What is expected
Copy every line of the records below that holds the word "Agency".

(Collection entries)
--------------------------------------------------

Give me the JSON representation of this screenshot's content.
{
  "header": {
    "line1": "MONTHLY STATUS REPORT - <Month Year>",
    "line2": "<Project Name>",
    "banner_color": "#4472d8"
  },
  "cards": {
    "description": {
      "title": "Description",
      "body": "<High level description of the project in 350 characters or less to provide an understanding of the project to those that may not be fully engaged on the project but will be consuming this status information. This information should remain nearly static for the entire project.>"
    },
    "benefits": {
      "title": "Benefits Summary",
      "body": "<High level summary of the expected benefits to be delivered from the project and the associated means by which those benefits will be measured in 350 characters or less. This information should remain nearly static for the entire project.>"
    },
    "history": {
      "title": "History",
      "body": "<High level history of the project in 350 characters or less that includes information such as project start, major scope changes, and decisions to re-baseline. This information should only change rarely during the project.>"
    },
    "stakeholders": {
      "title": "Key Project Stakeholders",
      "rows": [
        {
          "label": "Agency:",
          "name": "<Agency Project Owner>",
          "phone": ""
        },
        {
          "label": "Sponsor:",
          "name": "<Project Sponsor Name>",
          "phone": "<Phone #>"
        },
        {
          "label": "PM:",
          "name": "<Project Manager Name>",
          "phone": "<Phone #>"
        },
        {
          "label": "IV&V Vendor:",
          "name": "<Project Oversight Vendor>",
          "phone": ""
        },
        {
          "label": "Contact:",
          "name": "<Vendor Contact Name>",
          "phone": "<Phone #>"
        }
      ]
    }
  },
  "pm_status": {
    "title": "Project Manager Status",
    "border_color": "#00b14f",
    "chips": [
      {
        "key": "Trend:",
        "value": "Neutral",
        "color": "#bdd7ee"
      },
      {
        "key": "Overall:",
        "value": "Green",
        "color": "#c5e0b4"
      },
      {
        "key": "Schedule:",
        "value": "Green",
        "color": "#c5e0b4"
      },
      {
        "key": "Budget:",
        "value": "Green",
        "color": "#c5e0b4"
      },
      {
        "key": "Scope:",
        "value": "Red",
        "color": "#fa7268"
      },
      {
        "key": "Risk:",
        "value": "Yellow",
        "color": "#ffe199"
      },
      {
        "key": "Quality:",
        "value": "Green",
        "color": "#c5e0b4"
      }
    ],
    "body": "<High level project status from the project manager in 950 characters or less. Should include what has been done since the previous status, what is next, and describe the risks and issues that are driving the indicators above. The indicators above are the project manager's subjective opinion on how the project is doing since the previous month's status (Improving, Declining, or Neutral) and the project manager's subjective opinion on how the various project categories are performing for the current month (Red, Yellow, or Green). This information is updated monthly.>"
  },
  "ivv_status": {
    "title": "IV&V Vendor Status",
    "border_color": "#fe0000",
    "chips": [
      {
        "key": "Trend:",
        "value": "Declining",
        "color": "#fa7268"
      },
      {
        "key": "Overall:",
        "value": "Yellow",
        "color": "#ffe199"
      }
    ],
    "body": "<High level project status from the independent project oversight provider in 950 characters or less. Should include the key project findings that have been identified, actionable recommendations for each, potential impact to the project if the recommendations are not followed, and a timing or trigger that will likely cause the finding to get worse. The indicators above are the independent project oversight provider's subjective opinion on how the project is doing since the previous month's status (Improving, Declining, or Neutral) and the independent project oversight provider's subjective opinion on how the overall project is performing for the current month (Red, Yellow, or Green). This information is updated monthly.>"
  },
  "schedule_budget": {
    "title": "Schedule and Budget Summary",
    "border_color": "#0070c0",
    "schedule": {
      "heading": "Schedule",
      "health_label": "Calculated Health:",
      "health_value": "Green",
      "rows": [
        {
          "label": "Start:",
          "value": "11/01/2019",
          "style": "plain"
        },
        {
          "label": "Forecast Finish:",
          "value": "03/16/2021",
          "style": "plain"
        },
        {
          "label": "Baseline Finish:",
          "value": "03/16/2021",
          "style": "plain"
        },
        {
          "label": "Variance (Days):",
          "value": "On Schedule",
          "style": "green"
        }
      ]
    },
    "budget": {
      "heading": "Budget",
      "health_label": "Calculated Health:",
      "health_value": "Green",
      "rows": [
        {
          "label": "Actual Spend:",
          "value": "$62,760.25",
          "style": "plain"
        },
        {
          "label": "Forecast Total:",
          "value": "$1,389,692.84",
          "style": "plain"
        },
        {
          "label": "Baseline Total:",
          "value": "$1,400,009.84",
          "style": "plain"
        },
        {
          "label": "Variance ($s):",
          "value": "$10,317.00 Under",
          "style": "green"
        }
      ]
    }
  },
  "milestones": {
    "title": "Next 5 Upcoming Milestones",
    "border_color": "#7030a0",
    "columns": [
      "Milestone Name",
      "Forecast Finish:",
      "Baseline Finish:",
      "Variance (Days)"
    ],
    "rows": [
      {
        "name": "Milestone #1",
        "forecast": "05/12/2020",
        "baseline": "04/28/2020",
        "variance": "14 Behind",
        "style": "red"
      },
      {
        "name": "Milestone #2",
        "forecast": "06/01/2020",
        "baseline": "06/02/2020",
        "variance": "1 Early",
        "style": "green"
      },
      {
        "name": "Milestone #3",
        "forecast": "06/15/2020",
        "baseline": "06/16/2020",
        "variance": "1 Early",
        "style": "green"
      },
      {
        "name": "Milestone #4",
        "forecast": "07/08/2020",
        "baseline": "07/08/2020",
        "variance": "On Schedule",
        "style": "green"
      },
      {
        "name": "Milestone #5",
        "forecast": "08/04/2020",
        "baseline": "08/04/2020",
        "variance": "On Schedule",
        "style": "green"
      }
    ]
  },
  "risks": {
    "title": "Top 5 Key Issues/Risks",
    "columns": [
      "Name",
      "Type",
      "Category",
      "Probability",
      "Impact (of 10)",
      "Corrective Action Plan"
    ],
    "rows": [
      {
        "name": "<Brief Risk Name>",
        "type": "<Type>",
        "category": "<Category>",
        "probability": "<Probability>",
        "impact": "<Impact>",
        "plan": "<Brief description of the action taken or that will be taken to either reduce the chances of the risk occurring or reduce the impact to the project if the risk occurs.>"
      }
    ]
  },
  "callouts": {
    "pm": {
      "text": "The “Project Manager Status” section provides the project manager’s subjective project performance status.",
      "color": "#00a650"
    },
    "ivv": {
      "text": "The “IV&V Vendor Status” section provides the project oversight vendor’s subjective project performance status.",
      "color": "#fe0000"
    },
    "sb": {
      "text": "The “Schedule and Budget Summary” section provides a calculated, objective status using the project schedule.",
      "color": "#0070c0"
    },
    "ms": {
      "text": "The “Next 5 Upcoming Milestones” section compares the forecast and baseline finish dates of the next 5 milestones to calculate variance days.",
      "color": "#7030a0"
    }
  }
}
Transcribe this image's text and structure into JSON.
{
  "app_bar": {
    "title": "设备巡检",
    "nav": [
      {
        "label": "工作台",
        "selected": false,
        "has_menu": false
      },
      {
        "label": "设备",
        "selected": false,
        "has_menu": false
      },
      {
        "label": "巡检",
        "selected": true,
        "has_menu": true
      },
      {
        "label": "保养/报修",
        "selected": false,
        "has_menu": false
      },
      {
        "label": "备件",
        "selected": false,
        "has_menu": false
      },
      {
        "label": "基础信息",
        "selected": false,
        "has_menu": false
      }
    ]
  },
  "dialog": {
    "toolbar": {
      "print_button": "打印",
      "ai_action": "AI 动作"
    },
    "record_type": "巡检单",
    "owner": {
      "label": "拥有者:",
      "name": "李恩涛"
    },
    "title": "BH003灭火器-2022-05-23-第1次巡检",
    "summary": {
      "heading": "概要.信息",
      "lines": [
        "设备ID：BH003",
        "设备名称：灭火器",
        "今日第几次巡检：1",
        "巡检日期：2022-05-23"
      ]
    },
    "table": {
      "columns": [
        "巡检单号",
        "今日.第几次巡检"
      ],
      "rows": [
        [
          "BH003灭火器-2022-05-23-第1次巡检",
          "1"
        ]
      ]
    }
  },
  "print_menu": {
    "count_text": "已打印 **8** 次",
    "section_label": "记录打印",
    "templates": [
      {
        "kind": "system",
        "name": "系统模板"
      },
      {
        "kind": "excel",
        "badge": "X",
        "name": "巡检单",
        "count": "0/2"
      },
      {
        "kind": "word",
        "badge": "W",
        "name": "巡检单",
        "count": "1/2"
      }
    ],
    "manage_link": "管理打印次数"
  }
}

--------------------------------------------------

Exercise answer
          "label": "Agency:",
          "name": "<Agency Project Owner>",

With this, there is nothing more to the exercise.